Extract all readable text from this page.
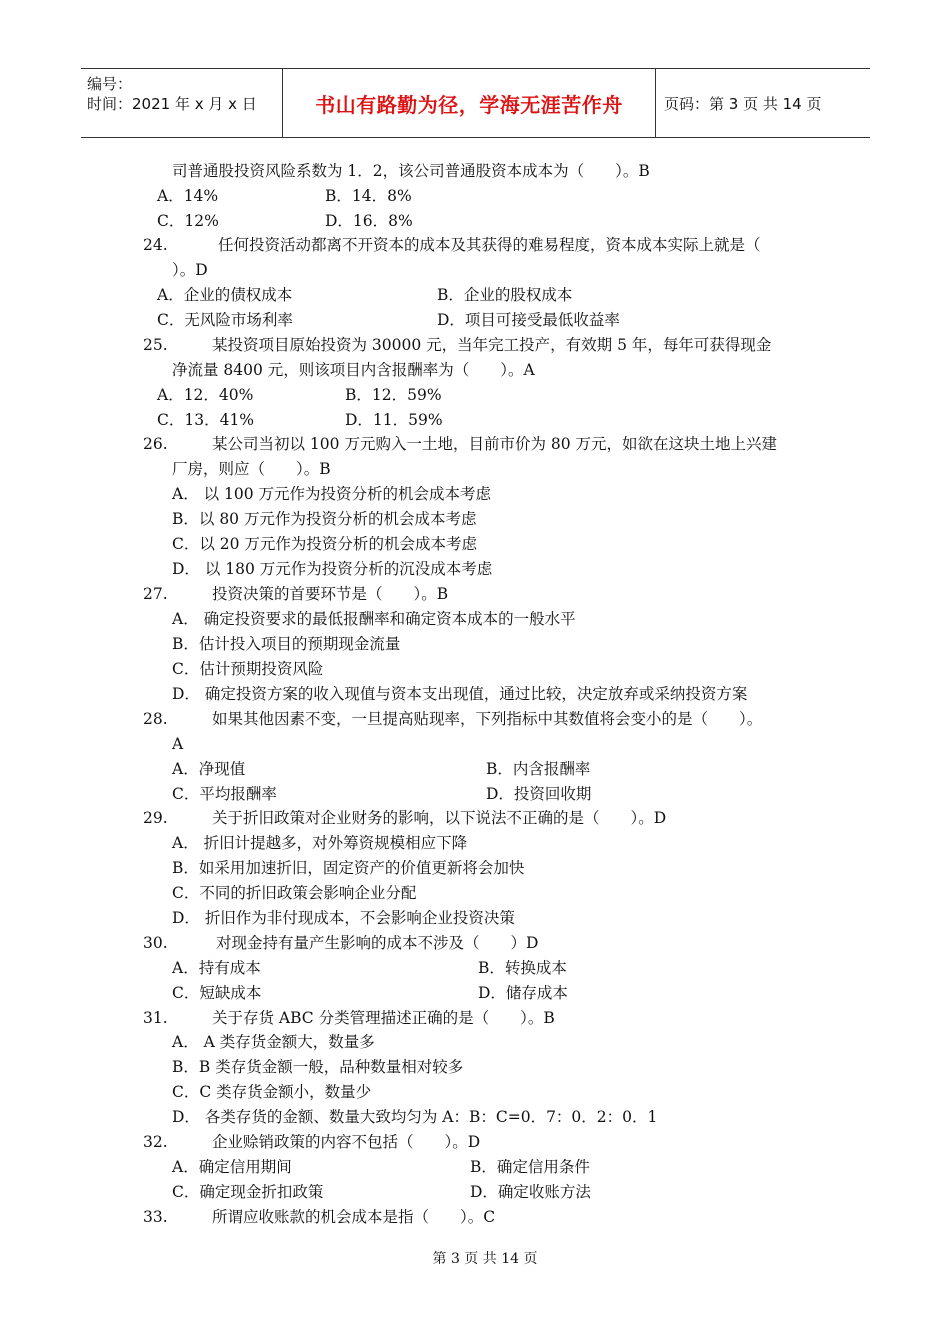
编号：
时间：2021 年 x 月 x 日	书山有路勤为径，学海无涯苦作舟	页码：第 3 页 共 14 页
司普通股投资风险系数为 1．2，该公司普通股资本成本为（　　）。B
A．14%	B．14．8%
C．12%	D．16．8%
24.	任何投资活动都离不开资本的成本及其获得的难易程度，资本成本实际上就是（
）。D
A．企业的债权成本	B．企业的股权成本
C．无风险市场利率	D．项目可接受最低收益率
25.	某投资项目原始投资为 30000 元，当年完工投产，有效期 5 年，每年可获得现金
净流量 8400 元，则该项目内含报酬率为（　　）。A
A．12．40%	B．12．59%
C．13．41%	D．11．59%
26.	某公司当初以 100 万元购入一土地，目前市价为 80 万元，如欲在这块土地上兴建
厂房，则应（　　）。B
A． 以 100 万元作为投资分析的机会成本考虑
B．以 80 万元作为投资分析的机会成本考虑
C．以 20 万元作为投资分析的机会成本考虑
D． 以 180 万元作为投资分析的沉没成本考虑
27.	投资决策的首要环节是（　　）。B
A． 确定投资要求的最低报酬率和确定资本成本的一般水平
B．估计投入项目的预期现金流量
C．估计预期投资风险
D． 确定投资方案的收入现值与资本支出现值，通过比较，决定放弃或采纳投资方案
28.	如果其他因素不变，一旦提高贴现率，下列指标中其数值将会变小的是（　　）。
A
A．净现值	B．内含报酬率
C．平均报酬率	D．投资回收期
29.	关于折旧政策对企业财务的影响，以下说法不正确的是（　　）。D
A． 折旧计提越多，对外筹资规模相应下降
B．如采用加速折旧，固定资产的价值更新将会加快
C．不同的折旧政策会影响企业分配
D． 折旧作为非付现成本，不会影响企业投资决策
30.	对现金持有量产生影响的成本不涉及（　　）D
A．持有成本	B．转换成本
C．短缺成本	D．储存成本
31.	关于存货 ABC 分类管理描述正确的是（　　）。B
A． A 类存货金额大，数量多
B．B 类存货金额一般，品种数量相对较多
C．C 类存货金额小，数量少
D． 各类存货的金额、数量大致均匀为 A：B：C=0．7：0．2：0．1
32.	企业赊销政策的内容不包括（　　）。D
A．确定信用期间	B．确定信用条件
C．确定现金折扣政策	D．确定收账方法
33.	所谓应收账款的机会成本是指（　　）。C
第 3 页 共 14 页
============
What you should do
Leave out the pictures and output every record above precisely as given.

The solution
Extract all readable text from this page.
编号：
时间：2021 年 x 月 x 日	书山有路勤为径，学海无涯苦作舟	页码：第 3 页 共 14 页
司普通股投资风险系数为 1．2，该公司普通股资本成本为（　　）。B
A．14%	B．14．8%
C．12%	D．16．8%
24.	任何投资活动都离不开资本的成本及其获得的难易程度，资本成本实际上就是（
）。D
A．企业的债权成本	B．企业的股权成本
C．无风险市场利率	D．项目可接受最低收益率
25.	某投资项目原始投资为 30000 元，当年完工投产，有效期 5 年，每年可获得现金
净流量 8400 元，则该项目内含报酬率为（　　）。A
A．12．40%	B．12．59%
C．13．41%	D．11．59%
26.	某公司当初以 100 万元购入一土地，目前市价为 80 万元，如欲在这块土地上兴建
厂房，则应（　　）。B
A． 以 100 万元作为投资分析的机会成本考虑
B．以 80 万元作为投资分析的机会成本考虑
C．以 20 万元作为投资分析的机会成本考虑
D． 以 180 万元作为投资分析的沉没成本考虑
27.	投资决策的首要环节是（　　）。B
A． 确定投资要求的最低报酬率和确定资本成本的一般水平
B．估计投入项目的预期现金流量
C．估计预期投资风险
D． 确定投资方案的收入现值与资本支出现值，通过比较，决定放弃或采纳投资方案
28.	如果其他因素不变，一旦提高贴现率，下列指标中其数值将会变小的是（　　）。
A
A．净现值	B．内含报酬率
C．平均报酬率	D．投资回收期
29.	关于折旧政策对企业财务的影响，以下说法不正确的是（　　）。D
A． 折旧计提越多，对外筹资规模相应下降
B．如采用加速折旧，固定资产的价值更新将会加快
C．不同的折旧政策会影响企业分配
D． 折旧作为非付现成本，不会影响企业投资决策
30.	对现金持有量产生影响的成本不涉及（　　）D
A．持有成本	B．转换成本
C．短缺成本	D．储存成本
31.	关于存货 ABC 分类管理描述正确的是（　　）。B
A． A 类存货金额大，数量多
B．B 类存货金额一般，品种数量相对较多
C．C 类存货金额小，数量少
D． 各类存货的金额、数量大致均匀为 A：B：C=0．7：0．2：0．1
32.	企业赊销政策的内容不包括（　　）。D
A．确定信用期间	B．确定信用条件
C．确定现金折扣政策	D．确定收账方法
33.	所谓应收账款的机会成本是指（　　）。C
第 3 页 共 14 页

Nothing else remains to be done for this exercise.